(Saved entries)
........
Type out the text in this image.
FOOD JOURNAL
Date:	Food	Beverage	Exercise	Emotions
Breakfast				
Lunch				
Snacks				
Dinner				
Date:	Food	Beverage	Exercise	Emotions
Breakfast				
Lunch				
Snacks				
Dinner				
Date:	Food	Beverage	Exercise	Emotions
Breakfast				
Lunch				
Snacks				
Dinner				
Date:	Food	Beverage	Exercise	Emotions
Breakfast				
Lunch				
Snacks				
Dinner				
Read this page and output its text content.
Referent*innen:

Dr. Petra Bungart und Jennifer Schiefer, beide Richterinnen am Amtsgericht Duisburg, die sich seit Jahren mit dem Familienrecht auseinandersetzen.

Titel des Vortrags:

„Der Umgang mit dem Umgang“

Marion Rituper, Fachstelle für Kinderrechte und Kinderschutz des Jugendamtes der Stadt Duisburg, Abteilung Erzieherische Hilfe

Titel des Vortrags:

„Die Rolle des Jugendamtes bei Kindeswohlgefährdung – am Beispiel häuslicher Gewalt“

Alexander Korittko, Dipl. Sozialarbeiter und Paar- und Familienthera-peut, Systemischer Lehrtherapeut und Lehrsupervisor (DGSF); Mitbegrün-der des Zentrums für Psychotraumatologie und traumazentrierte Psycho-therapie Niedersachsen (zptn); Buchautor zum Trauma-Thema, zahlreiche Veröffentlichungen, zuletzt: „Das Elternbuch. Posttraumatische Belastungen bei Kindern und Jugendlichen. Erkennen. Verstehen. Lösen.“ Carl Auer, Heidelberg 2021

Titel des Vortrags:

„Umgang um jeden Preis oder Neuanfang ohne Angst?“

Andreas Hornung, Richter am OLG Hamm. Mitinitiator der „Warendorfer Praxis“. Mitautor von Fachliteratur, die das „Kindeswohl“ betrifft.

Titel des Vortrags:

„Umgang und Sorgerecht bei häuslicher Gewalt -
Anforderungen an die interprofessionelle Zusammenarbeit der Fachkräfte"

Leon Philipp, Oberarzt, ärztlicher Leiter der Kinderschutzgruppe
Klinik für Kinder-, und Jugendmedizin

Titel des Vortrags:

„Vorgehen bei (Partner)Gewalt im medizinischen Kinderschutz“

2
........
◆ WHAT YOU NEED TO DO
Write down every line of the data above that includes the string "Umgang".

◆ COMPLETE OUTPUT
„Der Umgang mit dem Umgang“
„Umgang um jeden Preis oder Neuanfang ohne Angst?“
„Umgang und Sorgerecht bei häuslicher Gewalt -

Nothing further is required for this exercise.